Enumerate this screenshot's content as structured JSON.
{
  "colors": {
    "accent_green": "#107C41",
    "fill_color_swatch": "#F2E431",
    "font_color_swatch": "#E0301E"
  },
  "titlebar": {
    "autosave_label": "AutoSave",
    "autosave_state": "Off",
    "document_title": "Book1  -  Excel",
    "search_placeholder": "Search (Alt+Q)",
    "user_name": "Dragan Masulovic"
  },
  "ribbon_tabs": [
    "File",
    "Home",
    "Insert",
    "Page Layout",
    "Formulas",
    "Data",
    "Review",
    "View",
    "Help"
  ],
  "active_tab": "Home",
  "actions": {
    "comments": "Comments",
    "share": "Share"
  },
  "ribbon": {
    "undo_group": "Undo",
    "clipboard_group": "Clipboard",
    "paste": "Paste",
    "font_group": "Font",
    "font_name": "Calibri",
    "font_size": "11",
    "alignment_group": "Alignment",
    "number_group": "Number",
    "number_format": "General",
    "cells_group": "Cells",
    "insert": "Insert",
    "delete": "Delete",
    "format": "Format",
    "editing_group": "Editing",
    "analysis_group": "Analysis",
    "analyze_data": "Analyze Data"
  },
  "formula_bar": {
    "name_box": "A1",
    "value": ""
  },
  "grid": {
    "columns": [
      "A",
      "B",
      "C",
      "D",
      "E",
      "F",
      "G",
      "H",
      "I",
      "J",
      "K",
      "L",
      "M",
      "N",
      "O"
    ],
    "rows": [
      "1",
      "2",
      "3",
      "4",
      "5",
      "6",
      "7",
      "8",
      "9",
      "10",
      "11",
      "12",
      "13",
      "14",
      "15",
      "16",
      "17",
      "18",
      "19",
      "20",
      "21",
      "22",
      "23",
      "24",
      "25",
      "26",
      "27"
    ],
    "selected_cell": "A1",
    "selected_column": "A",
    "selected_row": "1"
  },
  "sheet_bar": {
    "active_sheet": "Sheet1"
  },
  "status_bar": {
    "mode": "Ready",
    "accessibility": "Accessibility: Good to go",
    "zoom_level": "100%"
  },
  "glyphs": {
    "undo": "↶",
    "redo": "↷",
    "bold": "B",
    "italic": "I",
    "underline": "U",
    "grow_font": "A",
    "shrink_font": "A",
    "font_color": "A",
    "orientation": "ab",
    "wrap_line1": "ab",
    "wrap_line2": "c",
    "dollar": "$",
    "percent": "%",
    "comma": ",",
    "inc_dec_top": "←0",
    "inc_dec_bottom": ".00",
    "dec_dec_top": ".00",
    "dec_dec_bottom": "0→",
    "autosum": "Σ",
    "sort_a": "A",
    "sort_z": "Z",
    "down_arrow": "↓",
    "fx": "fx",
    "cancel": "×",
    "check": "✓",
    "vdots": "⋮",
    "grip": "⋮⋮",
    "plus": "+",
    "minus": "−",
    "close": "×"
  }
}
○ ○ ○ ○ ○
Return the full listing, character for character.

Enumerate this screenshot's content as structured JSON.
{
  "colors": {
    "accent_green": "#107C41",
    "fill_color_swatch": "#F2E431",
    "font_color_swatch": "#E0301E"
  },
  "titlebar": {
    "autosave_label": "AutoSave",
    "autosave_state": "Off",
    "document_title": "Book1  -  Excel",
    "search_placeholder": "Search (Alt+Q)",
    "user_name": "Dragan Masulovic"
  },
  "ribbon_tabs": [
    "File",
    "Home",
    "Insert",
    "Page Layout",
    "Formulas",
    "Data",
    "Review",
    "View",
    "Help"
  ],
  "active_tab": "Home",
  "actions": {
    "comments": "Comments",
    "share": "Share"
  },
  "ribbon": {
    "undo_group": "Undo",
    "clipboard_group": "Clipboard",
    "paste": "Paste",
    "font_group": "Font",
    "font_name": "Calibri",
    "font_size": "11",
    "alignment_group": "Alignment",
    "number_group": "Number",
    "number_format": "General",
    "cells_group": "Cells",
    "insert": "Insert",
    "delete": "Delete",
    "format": "Format",
    "editing_group": "Editing",
    "analysis_group": "Analysis",
    "analyze_data": "Analyze Data"
  },
  "formula_bar": {
    "name_box": "A1",
    "value": ""
  },
  "grid": {
    "columns": [
      "A",
      "B",
      "C",
      "D",
      "E",
      "F",
      "G",
      "H",
      "I",
      "J",
      "K",
      "L",
      "M",
      "N",
      "O"
    ],
    "rows": [
      "1",
      "2",
      "3",
      "4",
      "5",
      "6",
      "7",
      "8",
      "9",
      "10",
      "11",
      "12",
      "13",
      "14",
      "15",
      "16",
      "17",
      "18",
      "19",
      "20",
      "21",
      "22",
      "23",
      "24",
      "25",
      "26",
      "27"
    ],
    "selected_cell": "A1",
    "selected_column": "A",
    "selected_row": "1"
  },
  "sheet_bar": {
    "active_sheet": "Sheet1"
  },
  "status_bar": {
    "mode": "Ready",
    "accessibility": "Accessibility: Good to go",
    "zoom_level": "100%"
  },
  "glyphs": {
    "undo": "↶",
    "redo": "↷",
    "bold": "B",
    "italic": "I",
    "underline": "U",
    "grow_font": "A",
    "shrink_font": "A",
    "font_color": "A",
    "orientation": "ab",
    "wrap_line1": "ab",
    "wrap_line2": "c",
    "dollar": "$",
    "percent": "%",
    "comma": ",",
    "inc_dec_top": "←0",
    "inc_dec_bottom": ".00",
    "dec_dec_top": ".00",
    "dec_dec_bottom": "0→",
    "autosum": "Σ",
    "sort_a": "A",
    "sort_z": "Z",
    "down_arrow": "↓",
    "fx": "fx",
    "cancel": "×",
    "check": "✓",
    "vdots": "⋮",
    "grip": "⋮⋮",
    "plus": "+",
    "minus": "−",
    "close": "×"
  }
}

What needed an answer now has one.